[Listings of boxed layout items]
========================================

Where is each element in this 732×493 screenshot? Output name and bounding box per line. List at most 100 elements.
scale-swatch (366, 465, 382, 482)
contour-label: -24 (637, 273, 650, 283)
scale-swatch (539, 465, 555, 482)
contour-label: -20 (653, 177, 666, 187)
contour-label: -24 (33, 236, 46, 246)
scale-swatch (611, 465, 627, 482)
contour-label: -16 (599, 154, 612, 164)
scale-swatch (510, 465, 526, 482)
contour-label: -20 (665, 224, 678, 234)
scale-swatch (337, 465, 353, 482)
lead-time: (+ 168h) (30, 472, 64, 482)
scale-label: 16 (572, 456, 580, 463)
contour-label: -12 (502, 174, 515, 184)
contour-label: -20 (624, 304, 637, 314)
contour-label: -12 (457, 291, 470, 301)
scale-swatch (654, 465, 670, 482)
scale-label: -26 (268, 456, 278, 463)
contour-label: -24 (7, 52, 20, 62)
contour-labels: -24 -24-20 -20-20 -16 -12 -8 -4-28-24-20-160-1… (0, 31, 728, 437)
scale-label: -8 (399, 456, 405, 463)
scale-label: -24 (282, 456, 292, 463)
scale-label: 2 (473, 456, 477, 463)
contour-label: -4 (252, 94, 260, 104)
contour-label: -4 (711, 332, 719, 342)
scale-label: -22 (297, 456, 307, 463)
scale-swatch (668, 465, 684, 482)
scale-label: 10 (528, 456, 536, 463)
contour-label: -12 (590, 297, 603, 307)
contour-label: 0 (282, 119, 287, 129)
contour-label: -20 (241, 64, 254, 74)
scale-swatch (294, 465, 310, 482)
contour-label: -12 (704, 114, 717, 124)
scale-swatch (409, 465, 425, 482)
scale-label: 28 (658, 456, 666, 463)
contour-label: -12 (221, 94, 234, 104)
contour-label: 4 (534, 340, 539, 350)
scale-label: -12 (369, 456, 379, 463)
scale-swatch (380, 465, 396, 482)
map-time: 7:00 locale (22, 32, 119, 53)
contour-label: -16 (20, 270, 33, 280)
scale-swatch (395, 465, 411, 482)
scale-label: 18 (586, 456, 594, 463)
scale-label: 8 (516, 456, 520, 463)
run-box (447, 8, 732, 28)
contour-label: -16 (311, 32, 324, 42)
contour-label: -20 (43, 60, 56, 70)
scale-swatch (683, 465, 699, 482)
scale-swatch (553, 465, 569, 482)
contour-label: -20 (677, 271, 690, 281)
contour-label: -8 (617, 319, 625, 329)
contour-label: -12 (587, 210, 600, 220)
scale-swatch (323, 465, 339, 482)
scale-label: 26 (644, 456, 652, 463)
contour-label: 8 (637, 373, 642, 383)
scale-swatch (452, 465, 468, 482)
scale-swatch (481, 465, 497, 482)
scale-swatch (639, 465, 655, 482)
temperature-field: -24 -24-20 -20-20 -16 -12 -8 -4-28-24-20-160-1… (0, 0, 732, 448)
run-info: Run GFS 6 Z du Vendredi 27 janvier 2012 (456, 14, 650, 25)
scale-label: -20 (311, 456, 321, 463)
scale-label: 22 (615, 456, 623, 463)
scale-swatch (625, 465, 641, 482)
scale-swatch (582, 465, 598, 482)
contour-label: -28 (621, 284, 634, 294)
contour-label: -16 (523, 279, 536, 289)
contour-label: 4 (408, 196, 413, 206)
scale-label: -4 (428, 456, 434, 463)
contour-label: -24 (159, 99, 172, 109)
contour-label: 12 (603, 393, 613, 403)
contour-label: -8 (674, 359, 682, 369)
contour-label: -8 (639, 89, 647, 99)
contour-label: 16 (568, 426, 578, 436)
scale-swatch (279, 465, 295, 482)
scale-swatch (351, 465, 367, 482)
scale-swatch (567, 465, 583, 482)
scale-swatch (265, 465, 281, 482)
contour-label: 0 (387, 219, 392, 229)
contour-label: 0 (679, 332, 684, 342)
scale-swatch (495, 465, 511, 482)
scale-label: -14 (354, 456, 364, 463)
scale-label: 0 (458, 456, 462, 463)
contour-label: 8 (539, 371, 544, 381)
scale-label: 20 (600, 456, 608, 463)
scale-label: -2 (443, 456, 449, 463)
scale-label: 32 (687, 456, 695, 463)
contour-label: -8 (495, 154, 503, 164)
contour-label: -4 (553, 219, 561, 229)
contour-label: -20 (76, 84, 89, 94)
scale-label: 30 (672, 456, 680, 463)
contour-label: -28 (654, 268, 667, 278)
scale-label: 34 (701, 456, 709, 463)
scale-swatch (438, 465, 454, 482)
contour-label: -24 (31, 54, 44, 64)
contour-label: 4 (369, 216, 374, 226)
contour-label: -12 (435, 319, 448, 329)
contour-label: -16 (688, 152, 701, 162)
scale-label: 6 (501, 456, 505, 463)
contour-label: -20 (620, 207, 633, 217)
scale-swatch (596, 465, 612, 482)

========================================

▸ The problem:
Lay out the lines from the start of the items through the line containing "contour-label: 0 (282, 119, 287, 129)", inclusive, as a numbered list. Leave out any blank lines.

▸ Exercise output:
1. Where is each element in this 732×493 screenshot? Output name and bounding box per line. List at most 100 elements.
2. scale-swatch (366, 465, 382, 482)
3. contour-label: -24 (637, 273, 650, 283)
4. scale-swatch (539, 465, 555, 482)
5. contour-label: -20 (653, 177, 666, 187)
6. contour-label: -24 (33, 236, 46, 246)
7. scale-swatch (611, 465, 627, 482)
8. contour-label: -16 (599, 154, 612, 164)
9. scale-swatch (510, 465, 526, 482)
10. contour-label: -20 (665, 224, 678, 234)
11. scale-swatch (337, 465, 353, 482)
12. lead-time: (+ 168h) (30, 472, 64, 482)
13. scale-label: 16 (572, 456, 580, 463)
14. contour-label: -12 (502, 174, 515, 184)
15. contour-label: -20 (624, 304, 637, 314)
16. contour-label: -12 (457, 291, 470, 301)
17. scale-swatch (654, 465, 670, 482)
18. scale-label: -26 (268, 456, 278, 463)
19. contour-label: -24 (7, 52, 20, 62)
20. contour-labels: -24 -24-20 -20-20 -16 -12 -8 -4-28-24-20-160-1… (0, 31, 728, 437)
21. scale-label: -8 (399, 456, 405, 463)
22. scale-label: -24 (282, 456, 292, 463)
23. scale-label: 2 (473, 456, 477, 463)
24. contour-label: -4 (252, 94, 260, 104)
25. contour-label: -4 (711, 332, 719, 342)
26. scale-label: -22 (297, 456, 307, 463)
27. scale-swatch (668, 465, 684, 482)
28. scale-label: 10 (528, 456, 536, 463)
29. contour-label: -12 (590, 297, 603, 307)
30. contour-label: 0 (282, 119, 287, 129)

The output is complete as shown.